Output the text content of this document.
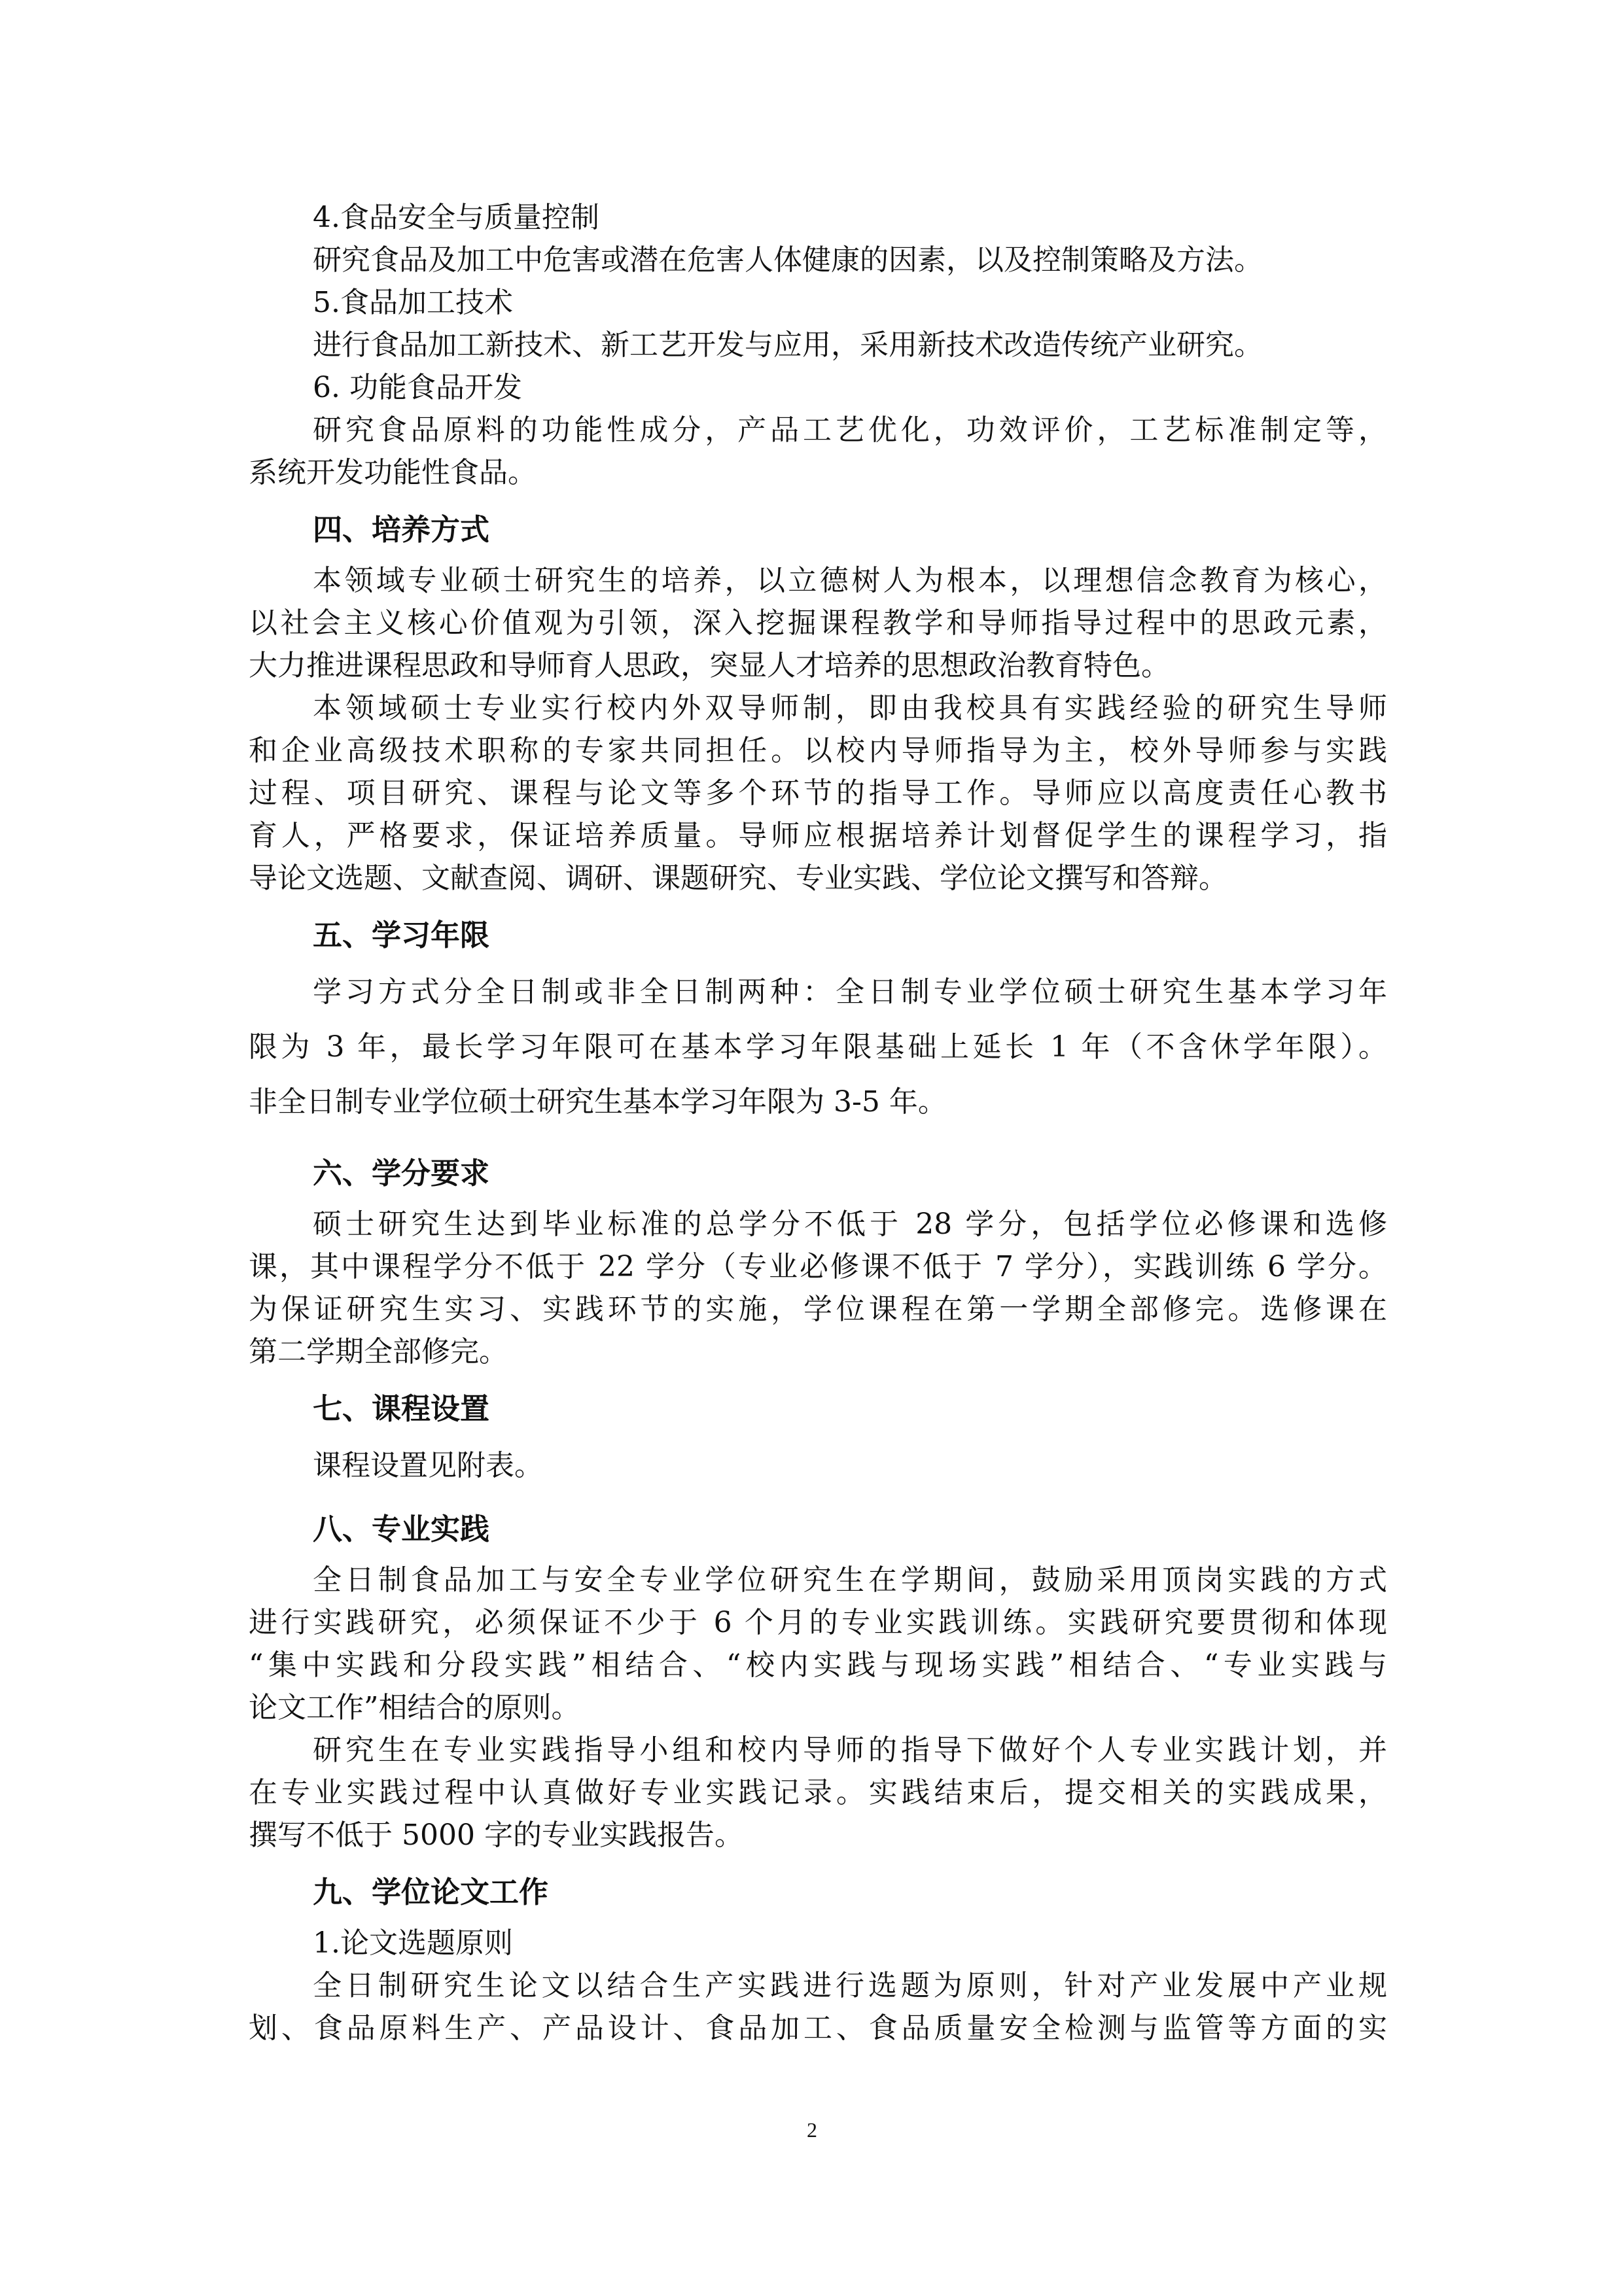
4.食品安全与质量控制
研究食品及加工中危害或潜在危害人体健康的因素，以及控制策略及方法。
5.食品加工技术
进行食品加工新技术、新工艺开发与应用，采用新技术改造传统产业研究。
6. 功能食品开发
研究食品原料的功能性成分，产品工艺优化，功效评价，工艺标准制定等，
系统开发功能性食品。
四、培养方式
本领域专业硕士研究生的培养，以立德树人为根本，以理想信念教育为核心，
以社会主义核心价值观为引领，深入挖掘课程教学和导师指导过程中的思政元素，
大力推进课程思政和导师育人思政，突显人才培养的思想政治教育特色。
本领域硕士专业实行校内外双导师制，即由我校具有实践经验的研究生导师
和企业高级技术职称的专家共同担任。以校内导师指导为主，校外导师参与实践
过程、项目研究、课程与论文等多个环节的指导工作。导师应以高度责任心教书
育人，严格要求，保证培养质量。导师应根据培养计划督促学生的课程学习，指
导论文选题、文献查阅、调研、课题研究、专业实践、学位论文撰写和答辩。
五、学习年限
学习方式分全日制或非全日制两种：全日制专业学位硕士研究生基本学习年
限为 3 年，最长学习年限可在基本学习年限基础上延长 1 年（不含休学年限）。
非全日制专业学位硕士研究生基本学习年限为 3-5 年。
六、学分要求
硕士研究生达到毕业标准的总学分不低于 28 学分，包括学位必修课和选修
课，其中课程学分不低于 22 学分（专业必修课不低于 7 学分），实践训练 6 学分。
为保证研究生实习、实践环节的实施，学位课程在第一学期全部修完。选修课在
第二学期全部修完。
七、课程设置
课程设置见附表。
八、专业实践
全日制食品加工与安全专业学位研究生在学期间，鼓励采用顶岗实践的方式
进行实践研究，必须保证不少于 6 个月的专业实践训练。实践研究要贯彻和体现
“集中实践和分段实践”相结合、“校内实践与现场实践”相结合、“专业实践与
论文工作”相结合的原则。
研究生在专业实践指导小组和校内导师的指导下做好个人专业实践计划，并
在专业实践过程中认真做好专业实践记录。实践结束后，提交相关的实践成果，
撰写不低于 5000 字的专业实践报告。
九、学位论文工作
1.论文选题原则
全日制研究生论文以结合生产实践进行选题为原则，针对产业发展中产业规
划、食品原料生产、产品设计、食品加工、食品质量安全检测与监管等方面的实
2
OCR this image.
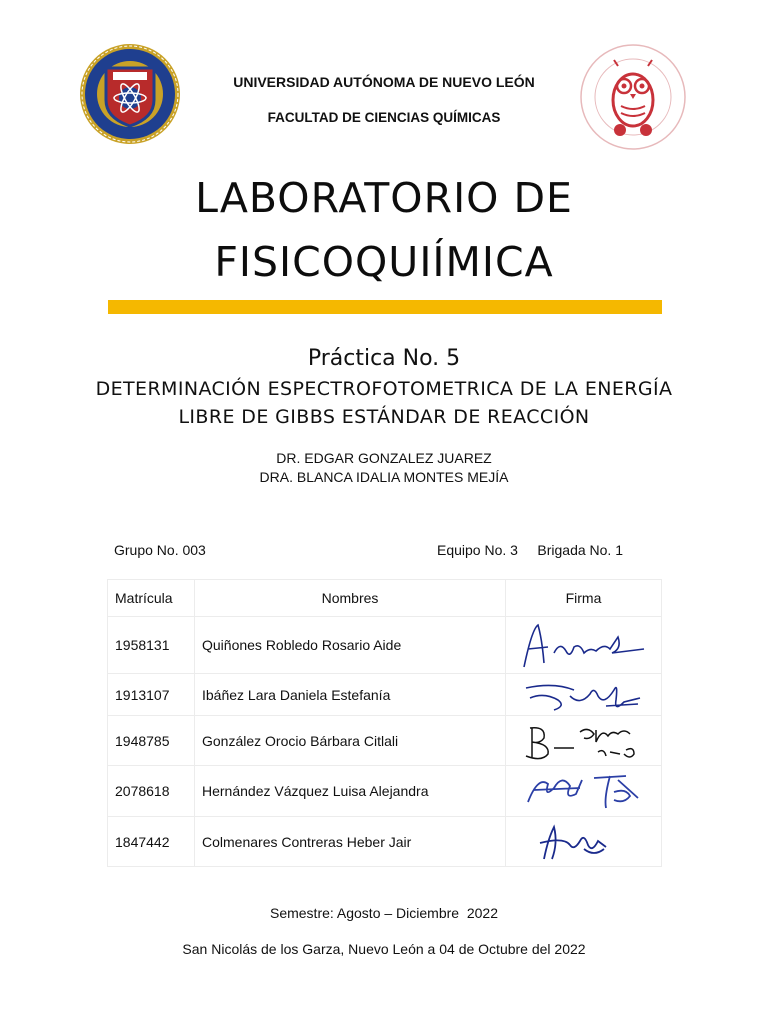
UNIVERSIDAD AUTÓNOMA DE NUEVO LEÓN
FACULTAD DE CIENCIAS QUÍMICAS
LABORATORIO DE
FISICOQUIÍMICA
Práctica No. 5
DETERMINACIÓN ESPECTROFOTOMETRICA DE LA ENERGÍA
LIBRE DE GIBBS ESTÁNDAR DE REACCIÓN
DR. EDGAR GONZALEZ JUAREZ
DRA. BLANCA IDALIA MONTES MEJÍA
Grupo No. 003	Equipo No. 3     Brigada No. 1
Matrícula	Nombres	Firma
1958131	Quiñones Robledo Rosario Aide	

1913107	Ibáñez Lara Daniela Estefanía	

1948785	González Orocio Bárbara Citlali	

2078618	Hernández Vázquez Luisa Alejandra	

1847442	Colmenares Contreras Heber Jair	
Semestre: Agosto – Diciembre  2022
San Nicolás de los Garza, Nuevo León a 04 de Octubre del 2022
• • •
* TASK GOAL *
Extract all lines from the material above that include the word "this".

* REPLY TO THE TASK *
Output the text content of this document.
OCR this image.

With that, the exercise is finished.